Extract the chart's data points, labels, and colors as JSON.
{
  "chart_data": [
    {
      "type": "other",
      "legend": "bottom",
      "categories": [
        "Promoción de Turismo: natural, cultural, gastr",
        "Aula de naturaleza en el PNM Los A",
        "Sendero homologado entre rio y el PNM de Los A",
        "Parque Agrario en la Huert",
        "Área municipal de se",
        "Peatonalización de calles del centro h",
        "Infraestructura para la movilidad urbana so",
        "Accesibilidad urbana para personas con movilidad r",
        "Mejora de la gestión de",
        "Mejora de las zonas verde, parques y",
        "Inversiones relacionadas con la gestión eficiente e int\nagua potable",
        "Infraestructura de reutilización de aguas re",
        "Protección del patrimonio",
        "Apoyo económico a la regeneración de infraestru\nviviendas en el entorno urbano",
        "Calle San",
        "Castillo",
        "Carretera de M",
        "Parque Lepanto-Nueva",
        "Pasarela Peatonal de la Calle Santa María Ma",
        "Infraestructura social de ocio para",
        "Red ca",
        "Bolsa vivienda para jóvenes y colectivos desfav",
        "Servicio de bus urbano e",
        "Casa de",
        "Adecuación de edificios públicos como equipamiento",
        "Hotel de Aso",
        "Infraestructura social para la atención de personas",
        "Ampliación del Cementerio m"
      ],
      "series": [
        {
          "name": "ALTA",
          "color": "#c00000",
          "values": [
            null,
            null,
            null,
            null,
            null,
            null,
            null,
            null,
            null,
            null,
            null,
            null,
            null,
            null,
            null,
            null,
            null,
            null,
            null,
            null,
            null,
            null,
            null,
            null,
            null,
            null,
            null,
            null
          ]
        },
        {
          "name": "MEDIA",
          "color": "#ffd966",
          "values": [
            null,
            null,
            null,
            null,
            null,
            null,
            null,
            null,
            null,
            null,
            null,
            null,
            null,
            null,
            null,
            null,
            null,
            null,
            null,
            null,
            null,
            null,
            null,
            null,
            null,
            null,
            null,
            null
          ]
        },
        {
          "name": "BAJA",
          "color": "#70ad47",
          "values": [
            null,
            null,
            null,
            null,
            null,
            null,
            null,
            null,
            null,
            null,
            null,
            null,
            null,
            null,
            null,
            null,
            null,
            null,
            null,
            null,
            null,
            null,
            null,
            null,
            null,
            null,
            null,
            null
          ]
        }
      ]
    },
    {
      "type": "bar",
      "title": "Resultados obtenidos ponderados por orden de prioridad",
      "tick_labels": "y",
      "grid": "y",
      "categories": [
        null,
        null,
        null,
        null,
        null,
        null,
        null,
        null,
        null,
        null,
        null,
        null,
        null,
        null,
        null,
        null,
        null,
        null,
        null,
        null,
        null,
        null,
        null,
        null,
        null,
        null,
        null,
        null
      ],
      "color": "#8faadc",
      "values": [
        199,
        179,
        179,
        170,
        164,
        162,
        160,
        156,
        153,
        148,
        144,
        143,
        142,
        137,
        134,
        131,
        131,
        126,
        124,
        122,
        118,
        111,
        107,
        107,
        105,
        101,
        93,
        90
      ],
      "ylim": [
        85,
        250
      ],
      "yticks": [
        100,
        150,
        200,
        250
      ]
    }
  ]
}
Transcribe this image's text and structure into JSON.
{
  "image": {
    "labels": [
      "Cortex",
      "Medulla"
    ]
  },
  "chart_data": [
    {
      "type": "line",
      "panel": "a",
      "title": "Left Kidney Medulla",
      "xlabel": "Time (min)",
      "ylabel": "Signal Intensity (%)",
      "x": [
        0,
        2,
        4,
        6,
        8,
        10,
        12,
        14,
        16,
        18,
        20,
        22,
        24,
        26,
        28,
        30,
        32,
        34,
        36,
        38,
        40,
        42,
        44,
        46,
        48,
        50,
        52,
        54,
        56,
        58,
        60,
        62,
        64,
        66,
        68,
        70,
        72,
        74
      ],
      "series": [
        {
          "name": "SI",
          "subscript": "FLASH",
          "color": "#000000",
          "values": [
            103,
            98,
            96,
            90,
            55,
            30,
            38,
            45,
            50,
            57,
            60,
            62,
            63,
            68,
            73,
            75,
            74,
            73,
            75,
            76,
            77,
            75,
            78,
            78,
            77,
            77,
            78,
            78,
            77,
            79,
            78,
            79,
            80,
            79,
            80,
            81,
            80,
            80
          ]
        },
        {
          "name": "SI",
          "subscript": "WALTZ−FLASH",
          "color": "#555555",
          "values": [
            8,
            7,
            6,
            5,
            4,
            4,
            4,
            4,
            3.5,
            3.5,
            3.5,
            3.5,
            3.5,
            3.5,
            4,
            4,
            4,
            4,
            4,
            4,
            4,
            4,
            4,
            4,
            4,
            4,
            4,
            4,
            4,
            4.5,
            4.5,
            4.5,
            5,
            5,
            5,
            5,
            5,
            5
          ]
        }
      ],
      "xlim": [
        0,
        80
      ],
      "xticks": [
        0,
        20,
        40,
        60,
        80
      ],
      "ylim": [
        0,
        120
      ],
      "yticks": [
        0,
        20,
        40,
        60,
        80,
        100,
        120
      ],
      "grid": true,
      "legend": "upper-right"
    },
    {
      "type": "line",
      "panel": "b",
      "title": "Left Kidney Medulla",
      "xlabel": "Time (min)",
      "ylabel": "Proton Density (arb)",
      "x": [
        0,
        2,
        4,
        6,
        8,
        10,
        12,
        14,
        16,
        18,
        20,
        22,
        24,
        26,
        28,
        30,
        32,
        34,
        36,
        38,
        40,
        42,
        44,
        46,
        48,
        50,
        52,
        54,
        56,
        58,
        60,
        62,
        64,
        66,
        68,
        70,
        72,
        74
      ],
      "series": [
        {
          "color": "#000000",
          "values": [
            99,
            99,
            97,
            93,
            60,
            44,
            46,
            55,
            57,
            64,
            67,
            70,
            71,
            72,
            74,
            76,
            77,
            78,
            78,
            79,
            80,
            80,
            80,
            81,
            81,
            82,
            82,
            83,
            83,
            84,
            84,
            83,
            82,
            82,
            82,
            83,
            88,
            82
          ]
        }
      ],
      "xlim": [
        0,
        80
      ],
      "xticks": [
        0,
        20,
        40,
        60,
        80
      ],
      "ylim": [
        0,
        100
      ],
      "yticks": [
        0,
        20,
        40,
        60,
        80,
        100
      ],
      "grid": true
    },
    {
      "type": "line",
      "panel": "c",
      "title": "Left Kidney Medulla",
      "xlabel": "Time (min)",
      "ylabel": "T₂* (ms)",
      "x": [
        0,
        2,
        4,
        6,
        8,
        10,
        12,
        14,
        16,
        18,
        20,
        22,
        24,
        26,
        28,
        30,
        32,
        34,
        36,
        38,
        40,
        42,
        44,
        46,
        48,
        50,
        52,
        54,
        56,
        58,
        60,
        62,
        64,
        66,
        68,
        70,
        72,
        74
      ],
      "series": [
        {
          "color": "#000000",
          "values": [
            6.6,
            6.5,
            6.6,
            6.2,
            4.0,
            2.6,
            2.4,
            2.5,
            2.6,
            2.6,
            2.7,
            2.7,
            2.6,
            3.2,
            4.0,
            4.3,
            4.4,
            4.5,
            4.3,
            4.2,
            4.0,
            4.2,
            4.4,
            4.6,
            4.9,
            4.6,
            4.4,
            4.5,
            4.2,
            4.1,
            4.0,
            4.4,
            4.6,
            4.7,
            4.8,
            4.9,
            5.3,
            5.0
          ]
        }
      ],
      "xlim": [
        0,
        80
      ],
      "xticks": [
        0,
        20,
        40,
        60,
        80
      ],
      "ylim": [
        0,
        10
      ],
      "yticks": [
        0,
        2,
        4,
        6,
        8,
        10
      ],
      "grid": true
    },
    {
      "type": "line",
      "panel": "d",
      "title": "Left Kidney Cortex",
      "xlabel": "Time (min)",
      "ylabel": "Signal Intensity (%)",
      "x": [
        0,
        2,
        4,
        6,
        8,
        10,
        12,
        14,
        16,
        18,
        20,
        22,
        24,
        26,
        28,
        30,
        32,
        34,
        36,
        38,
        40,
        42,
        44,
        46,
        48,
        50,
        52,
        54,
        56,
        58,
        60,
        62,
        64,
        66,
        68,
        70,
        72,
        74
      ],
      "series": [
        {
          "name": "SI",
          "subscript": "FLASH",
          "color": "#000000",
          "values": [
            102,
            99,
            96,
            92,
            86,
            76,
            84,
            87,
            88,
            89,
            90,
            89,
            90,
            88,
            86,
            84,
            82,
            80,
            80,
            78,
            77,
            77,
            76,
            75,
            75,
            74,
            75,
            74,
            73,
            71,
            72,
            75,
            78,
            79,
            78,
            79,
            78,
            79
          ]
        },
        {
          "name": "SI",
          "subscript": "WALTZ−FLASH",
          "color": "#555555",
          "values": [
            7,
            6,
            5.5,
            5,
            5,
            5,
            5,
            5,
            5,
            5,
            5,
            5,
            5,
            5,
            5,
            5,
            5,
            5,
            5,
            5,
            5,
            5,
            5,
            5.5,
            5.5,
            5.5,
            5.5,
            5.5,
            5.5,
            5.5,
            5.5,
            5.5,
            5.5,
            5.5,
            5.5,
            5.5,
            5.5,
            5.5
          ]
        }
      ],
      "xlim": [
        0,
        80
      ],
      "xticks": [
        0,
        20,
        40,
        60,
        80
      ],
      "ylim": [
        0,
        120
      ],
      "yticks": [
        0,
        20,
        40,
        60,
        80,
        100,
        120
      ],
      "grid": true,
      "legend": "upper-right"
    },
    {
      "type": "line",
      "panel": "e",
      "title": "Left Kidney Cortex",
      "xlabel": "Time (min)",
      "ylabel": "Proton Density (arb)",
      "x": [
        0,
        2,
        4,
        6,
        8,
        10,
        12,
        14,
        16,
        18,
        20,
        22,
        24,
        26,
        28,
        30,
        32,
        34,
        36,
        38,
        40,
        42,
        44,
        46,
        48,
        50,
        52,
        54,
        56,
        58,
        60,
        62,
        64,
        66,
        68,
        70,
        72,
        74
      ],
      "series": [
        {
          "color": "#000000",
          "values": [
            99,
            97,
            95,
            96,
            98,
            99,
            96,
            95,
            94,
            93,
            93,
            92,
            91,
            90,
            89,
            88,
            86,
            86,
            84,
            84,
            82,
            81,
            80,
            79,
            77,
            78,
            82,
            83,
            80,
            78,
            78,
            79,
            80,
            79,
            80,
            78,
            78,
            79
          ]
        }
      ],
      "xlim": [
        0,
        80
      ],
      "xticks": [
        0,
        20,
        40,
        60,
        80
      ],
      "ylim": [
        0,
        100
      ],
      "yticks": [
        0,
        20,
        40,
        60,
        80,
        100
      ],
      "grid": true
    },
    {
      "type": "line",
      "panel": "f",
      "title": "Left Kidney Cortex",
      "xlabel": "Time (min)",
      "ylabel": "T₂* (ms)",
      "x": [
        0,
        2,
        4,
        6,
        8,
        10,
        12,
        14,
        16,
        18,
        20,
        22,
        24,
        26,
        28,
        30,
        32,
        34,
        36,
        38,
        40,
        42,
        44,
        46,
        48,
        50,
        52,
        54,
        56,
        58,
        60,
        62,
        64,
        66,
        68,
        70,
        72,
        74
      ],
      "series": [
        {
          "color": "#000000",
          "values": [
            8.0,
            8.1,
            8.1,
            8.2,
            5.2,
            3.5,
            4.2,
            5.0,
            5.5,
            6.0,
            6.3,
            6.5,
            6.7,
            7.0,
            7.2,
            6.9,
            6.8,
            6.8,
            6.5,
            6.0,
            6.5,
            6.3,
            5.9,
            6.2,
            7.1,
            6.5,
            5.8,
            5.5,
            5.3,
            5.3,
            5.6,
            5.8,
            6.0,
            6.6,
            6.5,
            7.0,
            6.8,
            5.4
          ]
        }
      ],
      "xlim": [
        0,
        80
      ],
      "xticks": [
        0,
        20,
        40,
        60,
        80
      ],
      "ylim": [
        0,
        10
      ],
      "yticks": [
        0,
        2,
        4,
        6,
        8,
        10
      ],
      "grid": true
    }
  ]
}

● GOAL
Check every line of the data above for the string "social", and copy those that have it.

● WRITTEN SOLUTION
        "Infraestructura social de ocio para",
        "Infraestructura social para la atención de personas",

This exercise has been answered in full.